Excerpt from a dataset
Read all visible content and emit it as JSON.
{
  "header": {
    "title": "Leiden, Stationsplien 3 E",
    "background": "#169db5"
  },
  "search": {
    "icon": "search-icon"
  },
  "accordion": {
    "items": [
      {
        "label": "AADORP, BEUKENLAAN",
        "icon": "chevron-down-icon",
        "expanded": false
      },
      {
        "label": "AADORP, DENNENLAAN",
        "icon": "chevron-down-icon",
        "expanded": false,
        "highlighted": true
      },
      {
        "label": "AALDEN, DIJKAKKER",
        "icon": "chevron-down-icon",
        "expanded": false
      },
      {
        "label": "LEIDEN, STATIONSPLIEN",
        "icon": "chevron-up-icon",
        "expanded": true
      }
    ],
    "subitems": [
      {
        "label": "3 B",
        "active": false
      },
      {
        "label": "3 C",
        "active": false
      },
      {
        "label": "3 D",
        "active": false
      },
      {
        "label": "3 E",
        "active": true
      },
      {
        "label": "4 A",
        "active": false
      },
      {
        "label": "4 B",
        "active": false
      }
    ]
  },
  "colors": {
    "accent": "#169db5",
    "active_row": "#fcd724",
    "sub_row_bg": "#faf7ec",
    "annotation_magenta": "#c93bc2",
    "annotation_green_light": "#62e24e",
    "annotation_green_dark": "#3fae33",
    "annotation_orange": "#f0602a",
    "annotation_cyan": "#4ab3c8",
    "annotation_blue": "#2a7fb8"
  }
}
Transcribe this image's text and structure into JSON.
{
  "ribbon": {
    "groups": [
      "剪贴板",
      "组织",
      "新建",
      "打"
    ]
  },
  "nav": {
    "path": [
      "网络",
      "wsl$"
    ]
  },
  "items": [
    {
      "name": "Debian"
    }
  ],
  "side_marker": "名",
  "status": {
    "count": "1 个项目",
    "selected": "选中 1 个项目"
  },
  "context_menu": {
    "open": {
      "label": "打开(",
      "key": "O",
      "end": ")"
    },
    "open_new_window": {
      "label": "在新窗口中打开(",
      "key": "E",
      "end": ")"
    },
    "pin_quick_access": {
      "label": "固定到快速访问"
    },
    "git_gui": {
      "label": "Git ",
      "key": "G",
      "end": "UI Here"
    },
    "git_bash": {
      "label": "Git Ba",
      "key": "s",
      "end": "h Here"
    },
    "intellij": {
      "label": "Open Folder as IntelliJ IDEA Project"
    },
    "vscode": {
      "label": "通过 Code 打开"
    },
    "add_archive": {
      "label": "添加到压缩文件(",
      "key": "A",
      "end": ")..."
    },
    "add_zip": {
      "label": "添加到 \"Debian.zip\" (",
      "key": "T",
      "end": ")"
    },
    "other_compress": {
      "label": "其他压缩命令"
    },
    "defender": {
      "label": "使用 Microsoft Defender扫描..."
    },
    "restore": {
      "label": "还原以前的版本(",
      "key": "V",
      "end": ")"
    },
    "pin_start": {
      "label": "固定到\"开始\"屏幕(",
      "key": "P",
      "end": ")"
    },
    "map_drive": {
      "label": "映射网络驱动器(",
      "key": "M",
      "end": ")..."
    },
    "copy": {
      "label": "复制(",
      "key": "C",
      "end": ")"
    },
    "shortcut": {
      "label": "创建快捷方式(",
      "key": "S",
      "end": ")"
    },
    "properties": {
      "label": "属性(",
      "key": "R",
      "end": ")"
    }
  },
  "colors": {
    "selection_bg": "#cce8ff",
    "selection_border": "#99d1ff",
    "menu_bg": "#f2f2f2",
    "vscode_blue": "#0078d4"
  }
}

§ **TASK STATEMENT**:
Give an exact repetition of all the material.

§ **RESULT OF THIS TASK**:
Read all visible content and emit it as JSON.
{
  "header": {
    "title": "Leiden, Stationsplien 3 E",
    "background": "#169db5"
  },
  "search": {
    "icon": "search-icon"
  },
  "accordion": {
    "items": [
      {
        "label": "AADORP, BEUKENLAAN",
        "icon": "chevron-down-icon",
        "expanded": false
      },
      {
        "label": "AADORP, DENNENLAAN",
        "icon": "chevron-down-icon",
        "expanded": false,
        "highlighted": true
      },
      {
        "label": "AALDEN, DIJKAKKER",
        "icon": "chevron-down-icon",
        "expanded": false
      },
      {
        "label": "LEIDEN, STATIONSPLIEN",
        "icon": "chevron-up-icon",
        "expanded": true
      }
    ],
    "subitems": [
      {
        "label": "3 B",
        "active": false
      },
      {
        "label": "3 C",
        "active": false
      },
      {
        "label": "3 D",
        "active": false
      },
      {
        "label": "3 E",
        "active": true
      },
      {
        "label": "4 A",
        "active": false
      },
      {
        "label": "4 B",
        "active": false
      }
    ]
  },
  "colors": {
    "accent": "#169db5",
    "active_row": "#fcd724",
    "sub_row_bg": "#faf7ec",
    "annotation_magenta": "#c93bc2",
    "annotation_green_light": "#62e24e",
    "annotation_green_dark": "#3fae33",
    "annotation_orange": "#f0602a",
    "annotation_cyan": "#4ab3c8",
    "annotation_blue": "#2a7fb8"
  }
}
Transcribe this image's text and structure into JSON.
{
  "ribbon": {
    "groups": [
      "剪贴板",
      "组织",
      "新建",
      "打"
    ]
  },
  "nav": {
    "path": [
      "网络",
      "wsl$"
    ]
  },
  "items": [
    {
      "name": "Debian"
    }
  ],
  "side_marker": "名",
  "status": {
    "count": "1 个项目",
    "selected": "选中 1 个项目"
  },
  "context_menu": {
    "open": {
      "label": "打开(",
      "key": "O",
      "end": ")"
    },
    "open_new_window": {
      "label": "在新窗口中打开(",
      "key": "E",
      "end": ")"
    },
    "pin_quick_access": {
      "label": "固定到快速访问"
    },
    "git_gui": {
      "label": "Git ",
      "key": "G",
      "end": "UI Here"
    },
    "git_bash": {
      "label": "Git Ba",
      "key": "s",
      "end": "h Here"
    },
    "intellij": {
      "label": "Open Folder as IntelliJ IDEA Project"
    },
    "vscode": {
      "label": "通过 Code 打开"
    },
    "add_archive": {
      "label": "添加到压缩文件(",
      "key": "A",
      "end": ")..."
    },
    "add_zip": {
      "label": "添加到 \"Debian.zip\" (",
      "key": "T",
      "end": ")"
    },
    "other_compress": {
      "label": "其他压缩命令"
    },
    "defender": {
      "label": "使用 Microsoft Defender扫描..."
    },
    "restore": {
      "label": "还原以前的版本(",
      "key": "V",
      "end": ")"
    },
    "pin_start": {
      "label": "固定到\"开始\"屏幕(",
      "key": "P",
      "end": ")"
    },
    "map_drive": {
      "label": "映射网络驱动器(",
      "key": "M",
      "end": ")..."
    },
    "copy": {
      "label": "复制(",
      "key": "C",
      "end": ")"
    },
    "shortcut": {
      "label": "创建快捷方式(",
      "key": "S",
      "end": ")"
    },
    "properties": {
      "label": "属性(",
      "key": "R",
      "end": ")"
    }
  },
  "colors": {
    "selection_bg": "#cce8ff",
    "selection_border": "#99d1ff",
    "menu_bg": "#f2f2f2",
    "vscode_blue": "#0078d4"
  }
}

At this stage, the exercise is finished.